>> BEGIN SUPPLIED RECORDS

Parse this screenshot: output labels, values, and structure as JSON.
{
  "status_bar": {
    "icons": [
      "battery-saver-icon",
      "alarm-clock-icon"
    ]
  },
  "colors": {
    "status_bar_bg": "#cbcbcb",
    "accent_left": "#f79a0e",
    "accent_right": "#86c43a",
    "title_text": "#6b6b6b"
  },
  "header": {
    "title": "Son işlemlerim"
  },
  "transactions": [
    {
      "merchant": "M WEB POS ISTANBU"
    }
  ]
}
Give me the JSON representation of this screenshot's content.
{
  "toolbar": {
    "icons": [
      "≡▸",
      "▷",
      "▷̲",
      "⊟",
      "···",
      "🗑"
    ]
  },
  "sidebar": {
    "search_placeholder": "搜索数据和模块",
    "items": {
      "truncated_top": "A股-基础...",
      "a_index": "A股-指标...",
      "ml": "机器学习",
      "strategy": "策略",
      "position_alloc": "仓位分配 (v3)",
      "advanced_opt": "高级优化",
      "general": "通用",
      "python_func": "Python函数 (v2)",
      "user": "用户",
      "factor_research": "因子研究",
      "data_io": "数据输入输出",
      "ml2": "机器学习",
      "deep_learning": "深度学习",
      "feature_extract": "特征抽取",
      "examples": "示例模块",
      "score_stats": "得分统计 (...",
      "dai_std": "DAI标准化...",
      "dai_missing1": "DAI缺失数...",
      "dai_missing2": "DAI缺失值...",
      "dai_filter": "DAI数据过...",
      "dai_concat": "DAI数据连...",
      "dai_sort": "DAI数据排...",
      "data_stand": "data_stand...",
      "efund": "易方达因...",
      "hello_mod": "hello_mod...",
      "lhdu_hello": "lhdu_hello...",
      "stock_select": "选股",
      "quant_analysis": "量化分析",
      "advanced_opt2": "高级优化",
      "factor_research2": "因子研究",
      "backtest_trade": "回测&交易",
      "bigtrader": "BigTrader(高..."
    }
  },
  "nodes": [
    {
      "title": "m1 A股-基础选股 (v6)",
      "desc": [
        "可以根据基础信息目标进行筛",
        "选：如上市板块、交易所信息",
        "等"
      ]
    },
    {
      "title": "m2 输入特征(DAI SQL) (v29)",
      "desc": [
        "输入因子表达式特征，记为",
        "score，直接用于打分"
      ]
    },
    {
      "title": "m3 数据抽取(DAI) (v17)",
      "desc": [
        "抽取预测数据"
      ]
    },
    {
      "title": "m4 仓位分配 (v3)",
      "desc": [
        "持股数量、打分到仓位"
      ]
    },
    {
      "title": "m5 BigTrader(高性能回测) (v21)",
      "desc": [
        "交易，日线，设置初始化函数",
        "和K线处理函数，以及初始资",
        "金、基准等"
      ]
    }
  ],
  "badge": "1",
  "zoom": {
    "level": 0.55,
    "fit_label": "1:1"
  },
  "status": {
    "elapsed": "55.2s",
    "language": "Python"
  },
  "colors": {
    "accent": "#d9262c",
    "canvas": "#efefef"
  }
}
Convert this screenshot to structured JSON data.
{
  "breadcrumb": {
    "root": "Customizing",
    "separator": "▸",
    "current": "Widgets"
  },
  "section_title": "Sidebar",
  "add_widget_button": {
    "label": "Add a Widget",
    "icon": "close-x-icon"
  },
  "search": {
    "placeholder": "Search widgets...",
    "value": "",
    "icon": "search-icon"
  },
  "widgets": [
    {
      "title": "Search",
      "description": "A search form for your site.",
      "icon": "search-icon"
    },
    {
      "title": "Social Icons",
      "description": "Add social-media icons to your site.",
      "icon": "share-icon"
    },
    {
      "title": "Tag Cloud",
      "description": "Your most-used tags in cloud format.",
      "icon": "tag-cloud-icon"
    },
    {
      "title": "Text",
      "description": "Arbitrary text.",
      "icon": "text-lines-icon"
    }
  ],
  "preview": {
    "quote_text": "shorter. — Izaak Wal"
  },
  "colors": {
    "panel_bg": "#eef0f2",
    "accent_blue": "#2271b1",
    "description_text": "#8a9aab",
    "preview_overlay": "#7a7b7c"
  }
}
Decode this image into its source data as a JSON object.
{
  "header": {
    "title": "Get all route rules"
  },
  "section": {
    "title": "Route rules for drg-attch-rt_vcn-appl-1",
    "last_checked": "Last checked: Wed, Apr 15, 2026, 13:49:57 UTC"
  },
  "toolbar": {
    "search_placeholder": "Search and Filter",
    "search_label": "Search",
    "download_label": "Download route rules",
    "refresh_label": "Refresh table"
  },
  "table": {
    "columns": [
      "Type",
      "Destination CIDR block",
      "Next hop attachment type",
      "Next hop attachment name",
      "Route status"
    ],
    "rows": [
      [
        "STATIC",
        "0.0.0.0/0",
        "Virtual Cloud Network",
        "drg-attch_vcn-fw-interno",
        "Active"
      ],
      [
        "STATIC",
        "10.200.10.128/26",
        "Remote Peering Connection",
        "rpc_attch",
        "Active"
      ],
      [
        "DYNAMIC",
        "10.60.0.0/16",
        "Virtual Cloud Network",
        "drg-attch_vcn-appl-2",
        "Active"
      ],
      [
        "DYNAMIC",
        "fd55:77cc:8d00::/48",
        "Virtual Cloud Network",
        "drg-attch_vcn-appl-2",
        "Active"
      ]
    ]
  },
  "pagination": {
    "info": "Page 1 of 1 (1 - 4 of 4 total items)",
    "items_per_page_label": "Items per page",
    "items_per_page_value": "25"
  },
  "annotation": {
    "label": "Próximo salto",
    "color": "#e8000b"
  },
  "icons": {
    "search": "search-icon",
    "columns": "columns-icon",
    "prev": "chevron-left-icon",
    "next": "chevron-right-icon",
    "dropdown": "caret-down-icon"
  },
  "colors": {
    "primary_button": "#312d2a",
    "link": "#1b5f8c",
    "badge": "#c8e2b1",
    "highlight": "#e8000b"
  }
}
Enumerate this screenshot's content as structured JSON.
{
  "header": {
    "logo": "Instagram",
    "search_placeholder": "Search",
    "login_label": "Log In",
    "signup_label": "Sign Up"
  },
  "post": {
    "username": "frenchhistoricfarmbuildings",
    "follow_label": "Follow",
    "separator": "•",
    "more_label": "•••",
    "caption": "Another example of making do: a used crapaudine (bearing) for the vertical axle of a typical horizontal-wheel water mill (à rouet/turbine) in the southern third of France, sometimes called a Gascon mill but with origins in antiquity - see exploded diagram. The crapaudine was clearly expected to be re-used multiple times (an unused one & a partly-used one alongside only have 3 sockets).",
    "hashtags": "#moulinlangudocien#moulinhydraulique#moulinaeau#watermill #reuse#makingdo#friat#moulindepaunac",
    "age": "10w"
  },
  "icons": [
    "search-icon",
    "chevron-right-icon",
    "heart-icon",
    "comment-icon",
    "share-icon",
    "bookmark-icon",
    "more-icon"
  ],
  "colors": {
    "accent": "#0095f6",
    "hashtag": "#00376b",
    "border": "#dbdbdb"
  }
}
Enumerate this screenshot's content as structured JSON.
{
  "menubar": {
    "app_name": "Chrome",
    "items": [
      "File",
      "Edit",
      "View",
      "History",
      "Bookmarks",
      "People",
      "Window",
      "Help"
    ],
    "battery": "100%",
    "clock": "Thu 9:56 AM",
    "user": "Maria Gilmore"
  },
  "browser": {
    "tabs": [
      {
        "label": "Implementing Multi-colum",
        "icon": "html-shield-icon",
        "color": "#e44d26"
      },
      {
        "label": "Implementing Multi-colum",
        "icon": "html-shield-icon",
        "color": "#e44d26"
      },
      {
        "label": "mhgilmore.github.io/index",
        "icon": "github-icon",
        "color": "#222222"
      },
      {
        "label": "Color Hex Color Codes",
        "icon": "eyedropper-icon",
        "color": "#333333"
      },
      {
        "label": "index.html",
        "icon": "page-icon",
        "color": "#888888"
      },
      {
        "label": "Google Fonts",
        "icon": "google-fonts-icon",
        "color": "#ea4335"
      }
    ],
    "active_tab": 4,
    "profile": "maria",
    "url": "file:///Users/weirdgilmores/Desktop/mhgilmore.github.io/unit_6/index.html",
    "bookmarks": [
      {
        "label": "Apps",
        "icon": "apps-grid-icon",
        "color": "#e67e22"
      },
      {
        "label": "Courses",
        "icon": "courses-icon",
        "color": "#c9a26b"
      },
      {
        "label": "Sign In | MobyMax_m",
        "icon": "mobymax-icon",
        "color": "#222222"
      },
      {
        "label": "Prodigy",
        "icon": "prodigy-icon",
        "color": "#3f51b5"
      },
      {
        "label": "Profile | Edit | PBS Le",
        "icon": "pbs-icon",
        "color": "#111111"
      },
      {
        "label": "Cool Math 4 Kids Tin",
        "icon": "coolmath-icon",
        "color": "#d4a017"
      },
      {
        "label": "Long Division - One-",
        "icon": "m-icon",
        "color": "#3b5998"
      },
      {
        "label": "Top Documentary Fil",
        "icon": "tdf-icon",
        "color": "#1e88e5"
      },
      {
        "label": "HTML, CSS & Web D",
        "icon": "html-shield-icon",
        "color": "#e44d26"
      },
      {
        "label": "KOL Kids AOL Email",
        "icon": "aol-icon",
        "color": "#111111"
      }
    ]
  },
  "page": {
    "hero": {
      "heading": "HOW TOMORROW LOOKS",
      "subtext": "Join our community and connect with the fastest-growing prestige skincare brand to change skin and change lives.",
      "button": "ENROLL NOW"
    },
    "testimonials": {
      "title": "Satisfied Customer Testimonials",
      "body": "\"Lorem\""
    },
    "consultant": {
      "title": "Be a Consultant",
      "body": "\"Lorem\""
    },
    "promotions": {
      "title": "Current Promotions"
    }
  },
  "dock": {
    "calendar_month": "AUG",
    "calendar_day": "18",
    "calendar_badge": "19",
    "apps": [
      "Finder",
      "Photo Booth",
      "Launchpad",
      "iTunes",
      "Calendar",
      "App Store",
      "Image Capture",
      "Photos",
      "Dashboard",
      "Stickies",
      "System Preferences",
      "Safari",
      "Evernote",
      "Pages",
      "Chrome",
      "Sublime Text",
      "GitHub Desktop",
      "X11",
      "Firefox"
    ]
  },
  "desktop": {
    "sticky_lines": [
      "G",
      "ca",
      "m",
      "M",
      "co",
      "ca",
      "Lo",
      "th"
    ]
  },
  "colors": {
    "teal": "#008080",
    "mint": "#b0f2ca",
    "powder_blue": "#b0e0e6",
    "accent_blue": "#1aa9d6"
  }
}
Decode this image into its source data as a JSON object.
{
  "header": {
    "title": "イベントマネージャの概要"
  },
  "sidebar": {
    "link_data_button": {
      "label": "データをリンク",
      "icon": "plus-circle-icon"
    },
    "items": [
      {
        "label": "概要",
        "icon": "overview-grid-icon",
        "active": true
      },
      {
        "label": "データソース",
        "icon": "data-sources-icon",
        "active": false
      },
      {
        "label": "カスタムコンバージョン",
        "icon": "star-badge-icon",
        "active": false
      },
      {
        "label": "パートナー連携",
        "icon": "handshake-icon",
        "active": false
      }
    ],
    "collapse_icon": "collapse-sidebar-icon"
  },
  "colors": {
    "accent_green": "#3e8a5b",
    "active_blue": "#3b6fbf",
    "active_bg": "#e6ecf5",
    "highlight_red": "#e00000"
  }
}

>> END SUPPLIED RECORDS

EXERCISE BRIEF ▸
For this exercise, gather every line of the data that contains the word "Kids".

WRITTEN RESPONSE ▸
        "label": "Cool Math 4 Kids Tin",
        "label": "KOL Kids AOL Email",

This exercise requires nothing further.